Dataset records:
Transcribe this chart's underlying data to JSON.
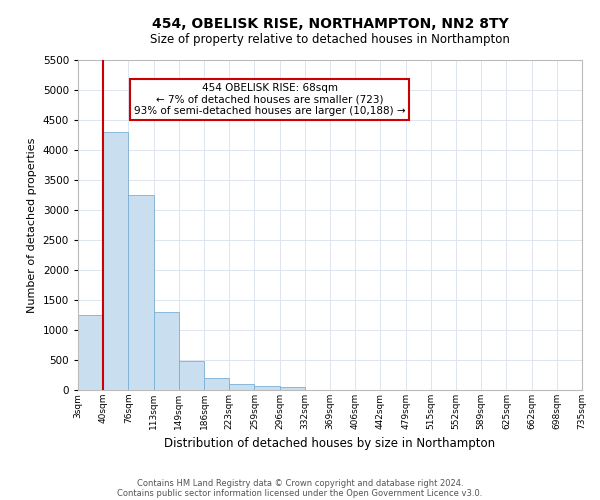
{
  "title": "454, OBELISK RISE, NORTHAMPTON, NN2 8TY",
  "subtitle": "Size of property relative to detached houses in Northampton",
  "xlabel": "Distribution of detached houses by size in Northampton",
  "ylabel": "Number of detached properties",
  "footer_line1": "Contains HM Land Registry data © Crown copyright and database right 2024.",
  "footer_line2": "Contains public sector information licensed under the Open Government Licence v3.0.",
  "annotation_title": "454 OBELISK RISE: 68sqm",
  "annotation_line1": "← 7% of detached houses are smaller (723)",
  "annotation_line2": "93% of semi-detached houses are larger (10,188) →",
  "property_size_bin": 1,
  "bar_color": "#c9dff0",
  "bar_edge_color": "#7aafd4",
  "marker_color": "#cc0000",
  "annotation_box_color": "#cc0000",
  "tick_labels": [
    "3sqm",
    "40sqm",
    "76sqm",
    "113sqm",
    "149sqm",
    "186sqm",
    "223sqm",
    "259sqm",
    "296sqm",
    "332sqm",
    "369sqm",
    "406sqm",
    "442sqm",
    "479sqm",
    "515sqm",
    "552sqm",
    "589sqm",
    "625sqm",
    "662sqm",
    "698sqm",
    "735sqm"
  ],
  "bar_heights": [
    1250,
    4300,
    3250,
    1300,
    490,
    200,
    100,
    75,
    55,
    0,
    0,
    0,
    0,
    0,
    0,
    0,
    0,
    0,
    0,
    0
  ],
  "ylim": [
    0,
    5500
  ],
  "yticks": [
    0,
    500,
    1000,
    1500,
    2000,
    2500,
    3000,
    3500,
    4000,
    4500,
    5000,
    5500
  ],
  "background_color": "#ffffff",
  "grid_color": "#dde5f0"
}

Exercise objective:
Every record gets retyped exactly; no picture goes into the copy.

Task solution:
Transcribe this chart's underlying data to JSON.
{
  "title": "454, OBELISK RISE, NORTHAMPTON, NN2 8TY",
  "subtitle": "Size of property relative to detached houses in Northampton",
  "xlabel": "Distribution of detached houses by size in Northampton",
  "ylabel": "Number of detached properties",
  "footer_line1": "Contains HM Land Registry data © Crown copyright and database right 2024.",
  "footer_line2": "Contains public sector information licensed under the Open Government Licence v3.0.",
  "annotation_title": "454 OBELISK RISE: 68sqm",
  "annotation_line1": "← 7% of detached houses are smaller (723)",
  "annotation_line2": "93% of semi-detached houses are larger (10,188) →",
  "property_size_bin": 1,
  "bar_color": "#c9dff0",
  "bar_edge_color": "#7aafd4",
  "marker_color": "#cc0000",
  "annotation_box_color": "#cc0000",
  "tick_labels": [
    "3sqm",
    "40sqm",
    "76sqm",
    "113sqm",
    "149sqm",
    "186sqm",
    "223sqm",
    "259sqm",
    "296sqm",
    "332sqm",
    "369sqm",
    "406sqm",
    "442sqm",
    "479sqm",
    "515sqm",
    "552sqm",
    "589sqm",
    "625sqm",
    "662sqm",
    "698sqm",
    "735sqm"
  ],
  "bar_heights": [
    1250,
    4300,
    3250,
    1300,
    490,
    200,
    100,
    75,
    55,
    0,
    0,
    0,
    0,
    0,
    0,
    0,
    0,
    0,
    0,
    0
  ],
  "ylim": [
    0,
    5500
  ],
  "yticks": [
    0,
    500,
    1000,
    1500,
    2000,
    2500,
    3000,
    3500,
    4000,
    4500,
    5000,
    5500
  ],
  "background_color": "#ffffff",
  "grid_color": "#dde5f0"
}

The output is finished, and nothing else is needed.